§ TEXT BLOCK:

----------

I'm far from a celery expert but as far as I can tell celery does not provide any capability to do this

I’m also not a celery expert, but I believe tasks lost due to a worker shutdown like celery/celery#7266 have already gone from the broker queue to the celery worker consumer. This means that you would be able to find the tasks on celery rather than on the broker. You might try to look at app.control.inspect().reserved for tasks that got reserved but didn’t make it to a worker process. Unfortunately I don’t think it’s possible to differentiate these tasks with “legitimately reserved” tasks. That said, the default airflow configuration has a very short lifespan for legitimately reserved tasks – with prefetch_multiplier as 1, acks_late as True, and the fair scheduling strategy, tasks are only reserved for workers that can “immediately” consume them (in practice for us tasks are legitimately reserved for ~0.01s)

We experience this behavior due to a different bug in Celery. You can see a longer description of our experience here.

----------

§ DIRECTIVE 1: Retype the passage of the celery comment from "I’m also not" up to and including "reserved for ~0.01s)".

----------

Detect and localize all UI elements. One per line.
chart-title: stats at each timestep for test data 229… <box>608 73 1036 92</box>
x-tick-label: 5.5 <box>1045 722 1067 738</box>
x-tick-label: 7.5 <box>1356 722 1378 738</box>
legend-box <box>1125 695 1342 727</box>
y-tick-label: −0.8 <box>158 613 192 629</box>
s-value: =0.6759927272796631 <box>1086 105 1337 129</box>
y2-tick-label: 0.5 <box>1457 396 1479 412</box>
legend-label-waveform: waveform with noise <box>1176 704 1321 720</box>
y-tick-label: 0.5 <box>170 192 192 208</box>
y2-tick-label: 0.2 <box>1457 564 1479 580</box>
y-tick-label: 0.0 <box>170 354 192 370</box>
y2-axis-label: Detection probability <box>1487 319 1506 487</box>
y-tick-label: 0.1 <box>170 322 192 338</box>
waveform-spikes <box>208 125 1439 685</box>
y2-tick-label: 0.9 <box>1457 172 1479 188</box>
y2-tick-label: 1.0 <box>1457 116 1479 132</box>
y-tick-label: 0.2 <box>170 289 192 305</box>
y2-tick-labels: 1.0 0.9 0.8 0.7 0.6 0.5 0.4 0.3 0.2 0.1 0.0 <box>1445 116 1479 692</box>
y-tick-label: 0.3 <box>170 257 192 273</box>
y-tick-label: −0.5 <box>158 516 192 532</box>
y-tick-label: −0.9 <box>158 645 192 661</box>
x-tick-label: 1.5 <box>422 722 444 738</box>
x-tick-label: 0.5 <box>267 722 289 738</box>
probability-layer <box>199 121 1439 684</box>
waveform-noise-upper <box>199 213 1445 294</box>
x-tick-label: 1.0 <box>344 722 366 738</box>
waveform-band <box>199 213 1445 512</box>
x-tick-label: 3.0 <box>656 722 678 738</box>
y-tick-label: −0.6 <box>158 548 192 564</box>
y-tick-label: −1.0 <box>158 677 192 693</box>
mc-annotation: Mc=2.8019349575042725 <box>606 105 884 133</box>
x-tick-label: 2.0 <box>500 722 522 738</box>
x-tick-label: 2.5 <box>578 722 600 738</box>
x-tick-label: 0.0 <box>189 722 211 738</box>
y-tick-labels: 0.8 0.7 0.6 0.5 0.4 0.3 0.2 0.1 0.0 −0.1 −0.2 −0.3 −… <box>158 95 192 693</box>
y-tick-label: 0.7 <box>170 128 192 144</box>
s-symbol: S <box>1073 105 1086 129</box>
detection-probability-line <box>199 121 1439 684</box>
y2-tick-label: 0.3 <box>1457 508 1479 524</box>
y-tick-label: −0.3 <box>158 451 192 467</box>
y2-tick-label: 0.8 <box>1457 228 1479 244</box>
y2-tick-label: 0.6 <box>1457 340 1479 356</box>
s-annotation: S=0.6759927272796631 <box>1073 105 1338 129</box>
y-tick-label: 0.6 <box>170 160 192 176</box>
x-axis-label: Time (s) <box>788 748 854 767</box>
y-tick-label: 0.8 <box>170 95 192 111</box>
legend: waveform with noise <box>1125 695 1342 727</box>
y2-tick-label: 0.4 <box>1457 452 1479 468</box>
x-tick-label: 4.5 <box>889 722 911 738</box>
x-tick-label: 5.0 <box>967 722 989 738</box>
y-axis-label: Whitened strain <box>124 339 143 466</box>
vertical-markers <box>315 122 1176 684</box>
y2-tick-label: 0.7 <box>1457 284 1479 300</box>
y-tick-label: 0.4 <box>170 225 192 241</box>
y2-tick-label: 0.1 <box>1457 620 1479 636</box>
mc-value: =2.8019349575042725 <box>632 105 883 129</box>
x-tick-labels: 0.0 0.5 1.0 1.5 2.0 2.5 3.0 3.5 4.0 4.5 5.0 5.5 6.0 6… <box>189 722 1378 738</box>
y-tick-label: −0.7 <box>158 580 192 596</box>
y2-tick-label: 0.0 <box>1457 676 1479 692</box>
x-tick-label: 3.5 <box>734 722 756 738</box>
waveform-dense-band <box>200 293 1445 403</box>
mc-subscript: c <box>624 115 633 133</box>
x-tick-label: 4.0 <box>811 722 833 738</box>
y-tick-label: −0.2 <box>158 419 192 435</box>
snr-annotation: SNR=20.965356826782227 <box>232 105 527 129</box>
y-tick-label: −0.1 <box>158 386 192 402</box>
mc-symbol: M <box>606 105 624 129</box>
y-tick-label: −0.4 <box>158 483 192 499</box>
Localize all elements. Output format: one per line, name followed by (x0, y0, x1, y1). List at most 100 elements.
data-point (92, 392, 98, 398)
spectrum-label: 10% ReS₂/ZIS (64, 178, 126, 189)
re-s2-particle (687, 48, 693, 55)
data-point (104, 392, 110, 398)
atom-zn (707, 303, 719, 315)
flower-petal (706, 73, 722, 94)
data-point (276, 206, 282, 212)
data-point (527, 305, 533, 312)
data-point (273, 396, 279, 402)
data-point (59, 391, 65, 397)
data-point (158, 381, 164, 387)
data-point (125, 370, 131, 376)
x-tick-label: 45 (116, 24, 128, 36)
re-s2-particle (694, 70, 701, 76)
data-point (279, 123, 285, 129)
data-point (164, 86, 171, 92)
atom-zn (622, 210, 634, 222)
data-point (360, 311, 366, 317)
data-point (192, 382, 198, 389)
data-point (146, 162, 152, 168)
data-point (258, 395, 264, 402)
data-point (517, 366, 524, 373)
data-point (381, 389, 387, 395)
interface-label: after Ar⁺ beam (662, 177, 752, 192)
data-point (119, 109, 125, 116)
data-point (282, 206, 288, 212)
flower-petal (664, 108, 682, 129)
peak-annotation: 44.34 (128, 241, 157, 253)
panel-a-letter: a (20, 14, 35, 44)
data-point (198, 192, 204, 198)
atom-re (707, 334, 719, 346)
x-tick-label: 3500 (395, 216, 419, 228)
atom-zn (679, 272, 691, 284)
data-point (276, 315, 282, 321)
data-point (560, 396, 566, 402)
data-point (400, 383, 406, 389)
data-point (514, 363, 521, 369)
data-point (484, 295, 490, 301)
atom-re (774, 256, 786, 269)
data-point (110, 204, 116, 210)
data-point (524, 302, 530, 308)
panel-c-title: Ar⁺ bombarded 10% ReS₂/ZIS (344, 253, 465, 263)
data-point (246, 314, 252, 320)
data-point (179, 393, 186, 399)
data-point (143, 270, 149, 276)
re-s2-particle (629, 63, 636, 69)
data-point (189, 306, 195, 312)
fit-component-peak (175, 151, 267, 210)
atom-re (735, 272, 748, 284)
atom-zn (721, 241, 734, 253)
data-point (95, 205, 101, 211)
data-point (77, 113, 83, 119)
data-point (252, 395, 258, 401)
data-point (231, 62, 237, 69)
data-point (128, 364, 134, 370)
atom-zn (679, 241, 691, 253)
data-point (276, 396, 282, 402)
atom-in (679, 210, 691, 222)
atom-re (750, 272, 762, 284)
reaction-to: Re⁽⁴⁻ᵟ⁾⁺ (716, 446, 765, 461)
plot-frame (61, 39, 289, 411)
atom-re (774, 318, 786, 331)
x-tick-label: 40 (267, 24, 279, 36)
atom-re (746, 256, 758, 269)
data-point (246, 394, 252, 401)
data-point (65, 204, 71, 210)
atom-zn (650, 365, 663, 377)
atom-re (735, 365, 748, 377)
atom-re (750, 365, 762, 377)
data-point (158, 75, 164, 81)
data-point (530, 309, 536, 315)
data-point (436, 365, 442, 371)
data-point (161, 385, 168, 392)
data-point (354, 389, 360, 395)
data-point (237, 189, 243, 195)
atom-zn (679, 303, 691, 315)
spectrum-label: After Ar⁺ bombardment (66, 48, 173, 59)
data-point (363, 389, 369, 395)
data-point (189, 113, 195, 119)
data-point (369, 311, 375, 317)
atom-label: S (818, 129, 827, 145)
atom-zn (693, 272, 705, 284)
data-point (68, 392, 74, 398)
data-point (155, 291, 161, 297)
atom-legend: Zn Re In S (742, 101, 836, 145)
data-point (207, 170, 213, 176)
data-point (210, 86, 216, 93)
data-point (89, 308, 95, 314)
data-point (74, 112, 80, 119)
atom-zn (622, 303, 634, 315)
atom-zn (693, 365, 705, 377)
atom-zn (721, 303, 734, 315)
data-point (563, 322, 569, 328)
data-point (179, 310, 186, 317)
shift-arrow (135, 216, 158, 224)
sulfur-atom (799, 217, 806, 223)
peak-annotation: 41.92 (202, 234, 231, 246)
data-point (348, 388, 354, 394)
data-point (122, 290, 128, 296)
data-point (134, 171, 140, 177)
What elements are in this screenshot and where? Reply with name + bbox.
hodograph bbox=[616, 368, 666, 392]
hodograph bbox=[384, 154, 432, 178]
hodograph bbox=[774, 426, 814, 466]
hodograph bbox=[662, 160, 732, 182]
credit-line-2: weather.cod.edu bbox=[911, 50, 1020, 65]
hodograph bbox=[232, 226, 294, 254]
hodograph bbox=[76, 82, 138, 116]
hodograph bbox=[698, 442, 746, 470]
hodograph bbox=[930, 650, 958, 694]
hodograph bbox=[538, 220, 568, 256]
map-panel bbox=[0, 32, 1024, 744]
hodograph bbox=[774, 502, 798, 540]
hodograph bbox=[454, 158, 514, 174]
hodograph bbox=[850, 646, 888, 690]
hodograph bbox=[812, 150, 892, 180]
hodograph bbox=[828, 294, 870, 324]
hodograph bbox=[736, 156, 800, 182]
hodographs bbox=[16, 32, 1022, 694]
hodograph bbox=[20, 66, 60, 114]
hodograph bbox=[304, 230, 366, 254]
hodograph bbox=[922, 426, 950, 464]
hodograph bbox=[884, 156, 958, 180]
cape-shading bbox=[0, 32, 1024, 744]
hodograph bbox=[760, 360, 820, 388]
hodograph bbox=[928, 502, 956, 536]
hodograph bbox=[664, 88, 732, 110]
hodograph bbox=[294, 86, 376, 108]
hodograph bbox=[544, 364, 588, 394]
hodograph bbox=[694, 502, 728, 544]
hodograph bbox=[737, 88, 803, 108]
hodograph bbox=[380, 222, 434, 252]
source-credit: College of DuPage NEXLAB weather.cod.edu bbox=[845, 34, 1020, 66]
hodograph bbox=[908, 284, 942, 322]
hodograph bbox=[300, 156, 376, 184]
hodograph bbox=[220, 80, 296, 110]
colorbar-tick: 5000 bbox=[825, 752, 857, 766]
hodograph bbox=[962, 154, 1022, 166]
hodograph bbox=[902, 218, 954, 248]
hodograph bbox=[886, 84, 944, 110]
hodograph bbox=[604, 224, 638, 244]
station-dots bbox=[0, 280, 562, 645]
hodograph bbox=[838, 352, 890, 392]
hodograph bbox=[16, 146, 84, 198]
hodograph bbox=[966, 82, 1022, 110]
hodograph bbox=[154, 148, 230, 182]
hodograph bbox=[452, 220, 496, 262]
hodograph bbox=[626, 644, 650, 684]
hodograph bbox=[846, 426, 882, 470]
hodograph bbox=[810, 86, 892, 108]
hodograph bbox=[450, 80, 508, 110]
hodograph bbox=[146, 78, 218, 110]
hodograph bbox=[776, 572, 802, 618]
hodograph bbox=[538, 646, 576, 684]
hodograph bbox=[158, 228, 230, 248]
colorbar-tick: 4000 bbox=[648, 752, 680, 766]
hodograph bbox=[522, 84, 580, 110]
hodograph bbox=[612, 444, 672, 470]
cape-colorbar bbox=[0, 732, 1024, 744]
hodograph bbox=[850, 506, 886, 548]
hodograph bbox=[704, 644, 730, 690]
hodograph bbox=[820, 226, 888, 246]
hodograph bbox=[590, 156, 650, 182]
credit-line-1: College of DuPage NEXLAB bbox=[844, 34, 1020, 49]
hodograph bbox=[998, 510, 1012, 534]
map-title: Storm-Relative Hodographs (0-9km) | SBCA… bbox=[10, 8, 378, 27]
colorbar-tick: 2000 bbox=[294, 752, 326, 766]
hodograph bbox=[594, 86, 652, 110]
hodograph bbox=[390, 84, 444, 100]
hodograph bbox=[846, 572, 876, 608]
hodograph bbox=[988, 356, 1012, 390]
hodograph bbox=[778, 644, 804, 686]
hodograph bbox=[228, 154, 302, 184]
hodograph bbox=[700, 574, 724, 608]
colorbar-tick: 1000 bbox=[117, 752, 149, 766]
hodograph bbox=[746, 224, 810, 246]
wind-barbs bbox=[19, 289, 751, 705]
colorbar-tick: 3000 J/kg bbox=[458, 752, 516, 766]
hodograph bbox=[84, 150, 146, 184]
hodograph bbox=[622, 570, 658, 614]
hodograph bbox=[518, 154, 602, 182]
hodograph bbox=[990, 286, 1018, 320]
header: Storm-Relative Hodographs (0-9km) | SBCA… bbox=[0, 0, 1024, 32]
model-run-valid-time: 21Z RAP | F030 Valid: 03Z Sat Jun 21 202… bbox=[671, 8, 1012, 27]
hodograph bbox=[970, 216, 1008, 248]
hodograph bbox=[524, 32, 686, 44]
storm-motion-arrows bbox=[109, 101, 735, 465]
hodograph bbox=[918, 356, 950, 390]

----------

§ DIRECTIVE 2: Echo the records from their first line up to and including the line containing "x-tick-label: 0.0 <box>189 722 211 738</box>".

§ TASK RESULT 1:
I’m also not a celery expert, but I believe tasks lost due to a worker shutdown like celery/celery#7266 have already gone from the broker queue to the celery worker consumer. This means that you would be able to find the tasks on celery rather than on the broker. You might try to look at app.control.inspect().reserved for tasks that got reserved but didn’t make it to a worker process. Unfortunately I don’t think it’s possible to differentiate these tasks with “legitimately reserved” tasks. That said, the default airflow configuration has a very short lifespan for legitimately reserved tasks – with prefetch_multiplier as 1, acks_late as True, and the fair scheduling strategy, tasks are only reserved for workers that can “immediately” consume them (in practice for us tasks are legitimately reserved for ~0.01s)

§ TASK RESULT 2:
Detect and localize all UI elements. One per line.
chart-title: stats at each timestep for test data 229… <box>608 73 1036 92</box>
x-tick-label: 5.5 <box>1045 722 1067 738</box>
x-tick-label: 7.5 <box>1356 722 1378 738</box>
legend-box <box>1125 695 1342 727</box>
y-tick-label: −0.8 <box>158 613 192 629</box>
s-value: =0.6759927272796631 <box>1086 105 1337 129</box>
y2-tick-label: 0.5 <box>1457 396 1479 412</box>
legend-label-waveform: waveform with noise <box>1176 704 1321 720</box>
y-tick-label: 0.5 <box>170 192 192 208</box>
y2-tick-label: 0.2 <box>1457 564 1479 580</box>
y-tick-label: 0.0 <box>170 354 192 370</box>
y2-axis-label: Detection probability <box>1487 319 1506 487</box>
y-tick-label: 0.1 <box>170 322 192 338</box>
waveform-spikes <box>208 125 1439 685</box>
y2-tick-label: 0.9 <box>1457 172 1479 188</box>
y2-tick-label: 1.0 <box>1457 116 1479 132</box>
y-tick-label: 0.2 <box>170 289 192 305</box>
y2-tick-labels: 1.0 0.9 0.8 0.7 0.6 0.5 0.4 0.3 0.2 0.1 0.0 <box>1445 116 1479 692</box>
y-tick-label: 0.3 <box>170 257 192 273</box>
y-tick-label: −0.5 <box>158 516 192 532</box>
y-tick-label: −0.9 <box>158 645 192 661</box>
x-tick-label: 1.5 <box>422 722 444 738</box>
x-tick-label: 0.5 <box>267 722 289 738</box>
probability-layer <box>199 121 1439 684</box>
waveform-noise-upper <box>199 213 1445 294</box>
x-tick-label: 1.0 <box>344 722 366 738</box>
waveform-band <box>199 213 1445 512</box>
x-tick-label: 3.0 <box>656 722 678 738</box>
y-tick-label: −0.6 <box>158 548 192 564</box>
y-tick-label: −1.0 <box>158 677 192 693</box>
mc-annotation: Mc=2.8019349575042725 <box>606 105 884 133</box>
x-tick-label: 2.0 <box>500 722 522 738</box>
x-tick-label: 2.5 <box>578 722 600 738</box>
x-tick-label: 0.0 <box>189 722 211 738</box>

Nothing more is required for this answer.